* _Work to be completed_: Transcribe each of the records below exactly, excluding all pictures.

* _Working data_:
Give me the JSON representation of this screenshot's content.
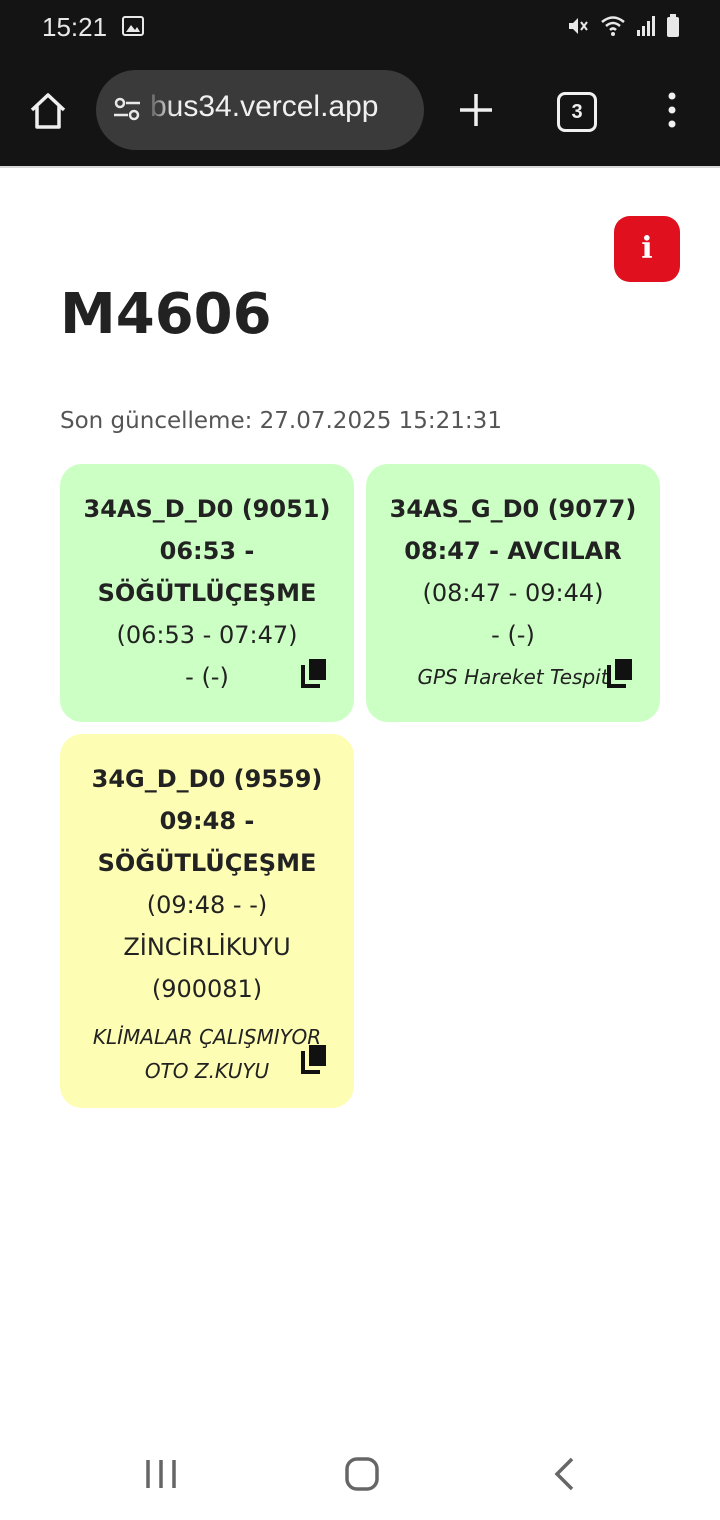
{
  "status": {
    "time": "15:21"
  },
  "browser": {
    "url": "bus34.vercel.app",
    "tab_count": "3"
  },
  "page": {
    "info_label": "i",
    "title": "M4606",
    "updated": "Son güncelleme: 27.07.2025 15:21:31"
  },
  "cards": [
    {
      "color": "#ccffc4",
      "code": "34AS_D_D0 (9051)",
      "trip_a": "06:53 -",
      "trip_b": "SÖĞÜTLÜÇEŞME",
      "times": "(06:53 - 07:47)",
      "extra": "- (-)"
    },
    {
      "color": "#ccffc4",
      "code": "34AS_G_D0 (9077)",
      "trip": "08:47 - AVCILAR",
      "times": "(08:47 - 09:44)",
      "extra": "- (-)",
      "note": "GPS Hareket Tespit"
    },
    {
      "color": "#fdfdb4",
      "code": "34G_D_D0 (9559)",
      "trip_a": "09:48 -",
      "trip_b": "SÖĞÜTLÜÇEŞME",
      "times": "(09:48 - -)",
      "stop": "ZİNCİRLİKUYU",
      "stop_id": "(900081)",
      "note_a": "KLİMALAR ÇALIŞMIYOR",
      "note_b": "OTO Z.KUYU"
    }
  ]
}
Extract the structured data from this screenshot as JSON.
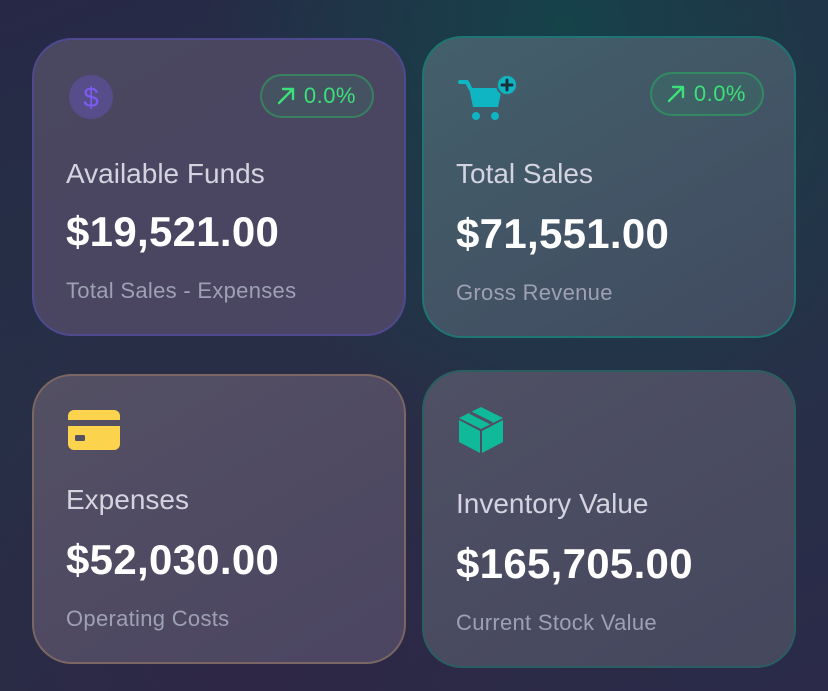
{
  "cards": [
    {
      "id": "available-funds",
      "title": "Available Funds",
      "amount": "$19,521.00",
      "subtitle": "Total Sales - Expenses",
      "icon": "dollar-sign-icon",
      "badge": {
        "icon": "trend-up-arrow-icon",
        "value": "0.0%"
      },
      "accent": "#6f4fd8"
    },
    {
      "id": "total-sales",
      "title": "Total Sales",
      "amount": "$71,551.00",
      "subtitle": "Gross Revenue",
      "icon": "cart-plus-icon",
      "badge": {
        "icon": "trend-up-arrow-icon",
        "value": "0.0%"
      },
      "accent": "#0fb5c3"
    },
    {
      "id": "expenses",
      "title": "Expenses",
      "amount": "$52,030.00",
      "subtitle": "Operating Costs",
      "icon": "credit-card-icon",
      "accent": "#fcd34d"
    },
    {
      "id": "inventory-value",
      "title": "Inventory Value",
      "amount": "$165,705.00",
      "subtitle": "Current Stock Value",
      "icon": "box-icon",
      "accent": "#10b999"
    }
  ],
  "colors": {
    "positive": "#3be07a",
    "title_text": "#d4d4e0",
    "amount_text": "#ffffff",
    "subtitle_text": "#9ea0b5"
  }
}
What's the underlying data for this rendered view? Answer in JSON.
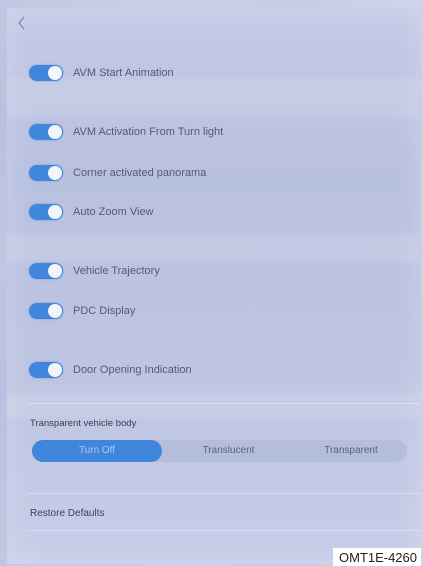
{
  "header": {
    "back_icon": "chevron-left-icon"
  },
  "toggles": [
    {
      "label": "AVM Start Animation",
      "on": true
    },
    {
      "label": "AVM Activation From Turn light",
      "on": true
    },
    {
      "label": "Corner activated panorama",
      "on": true
    },
    {
      "label": "Auto Zoom View",
      "on": true
    },
    {
      "label": "Vehicle Trajectory",
      "on": true
    },
    {
      "label": "PDC Display",
      "on": true
    },
    {
      "label": "Door Opening Indication",
      "on": true
    }
  ],
  "transparent_body": {
    "label": "Transparent vehicle body",
    "options": [
      "Turn Off",
      "Translucent",
      "Transparent"
    ],
    "selected": "Turn Off"
  },
  "restore": {
    "label": "Restore Defaults"
  },
  "caption": "OMT1E-4260",
  "colors": {
    "accent": "#3f86dc",
    "screen_bg": "#bfc6e3",
    "text": "#525a7a"
  }
}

* _Answer_:
Give me the JSON representation of this screenshot's content.
{
  "status": {
    "time": "15:21"
  },
  "browser": {
    "url": "bus34.vercel.app",
    "tab_count": "3"
  },
  "page": {
    "info_label": "i",
    "title": "M4606",
    "updated": "Son güncelleme: 27.07.2025 15:21:31"
  },
  "cards": [
    {
      "color": "#ccffc4",
      "code": "34AS_D_D0 (9051)",
      "trip_a": "06:53 -",
      "trip_b": "SÖĞÜTLÜÇEŞME",
      "times": "(06:53 - 07:47)",
      "extra": "- (-)"
    },
    {
      "color": "#ccffc4",
      "code": "34AS_G_D0 (9077)",
      "trip": "08:47 - AVCILAR",
      "times": "(08:47 - 09:44)",
      "extra": "- (-)",
      "note": "GPS Hareket Tespit"
    },
    {
      "color": "#fdfdb4",
      "code": "34G_D_D0 (9559)",
      "trip_a": "09:48 -",
      "trip_b": "SÖĞÜTLÜÇEŞME",
      "times": "(09:48 - -)",
      "stop": "ZİNCİRLİKUYU",
      "stop_id": "(900081)",
      "note_a": "KLİMALAR ÇALIŞMIYOR",
      "note_b": "OTO Z.KUYU"
    }
  ]
}
Extract the structured data from this screenshot as JSON.
{
  "cards": [
    {
      "id": "available-funds",
      "title": "Available Funds",
      "amount": "$19,521.00",
      "subtitle": "Total Sales - Expenses",
      "icon": "dollar-sign-icon",
      "badge": {
        "icon": "trend-up-arrow-icon",
        "value": "0.0%"
      },
      "accent": "#6f4fd8"
    },
    {
      "id": "total-sales",
      "title": "Total Sales",
      "amount": "$71,551.00",
      "subtitle": "Gross Revenue",
      "icon": "cart-plus-icon",
      "badge": {
        "icon": "trend-up-arrow-icon",
        "value": "0.0%"
      },
      "accent": "#0fb5c3"
    },
    {
      "id": "expenses",
      "title": "Expenses",
      "amount": "$52,030.00",
      "subtitle": "Operating Costs",
      "icon": "credit-card-icon",
      "accent": "#fcd34d"
    },
    {
      "id": "inventory-value",
      "title": "Inventory Value",
      "amount": "$165,705.00",
      "subtitle": "Current Stock Value",
      "icon": "box-icon",
      "accent": "#10b999"
    }
  ],
  "colors": {
    "positive": "#3be07a",
    "title_text": "#d4d4e0",
    "amount_text": "#ffffff",
    "subtitle_text": "#9ea0b5"
  }
}
What's the underlying data for this rendered view? Answer in JSON.
{
  "header": {
    "back_icon": "chevron-left-icon"
  },
  "toggles": [
    {
      "label": "AVM Start Animation",
      "on": true
    },
    {
      "label": "AVM Activation From Turn light",
      "on": true
    },
    {
      "label": "Corner activated panorama",
      "on": true
    },
    {
      "label": "Auto Zoom View",
      "on": true
    },
    {
      "label": "Vehicle Trajectory",
      "on": true
    },
    {
      "label": "PDC Display",
      "on": true
    },
    {
      "label": "Door Opening Indication",
      "on": true
    }
  ],
  "transparent_body": {
    "label": "Transparent vehicle body",
    "options": [
      "Turn Off",
      "Translucent",
      "Transparent"
    ],
    "selected": "Turn Off"
  },
  "restore": {
    "label": "Restore Defaults"
  },
  "caption": "OMT1E-4260",
  "colors": {
    "accent": "#3f86dc",
    "screen_bg": "#bfc6e3",
    "text": "#525a7a"
  }
}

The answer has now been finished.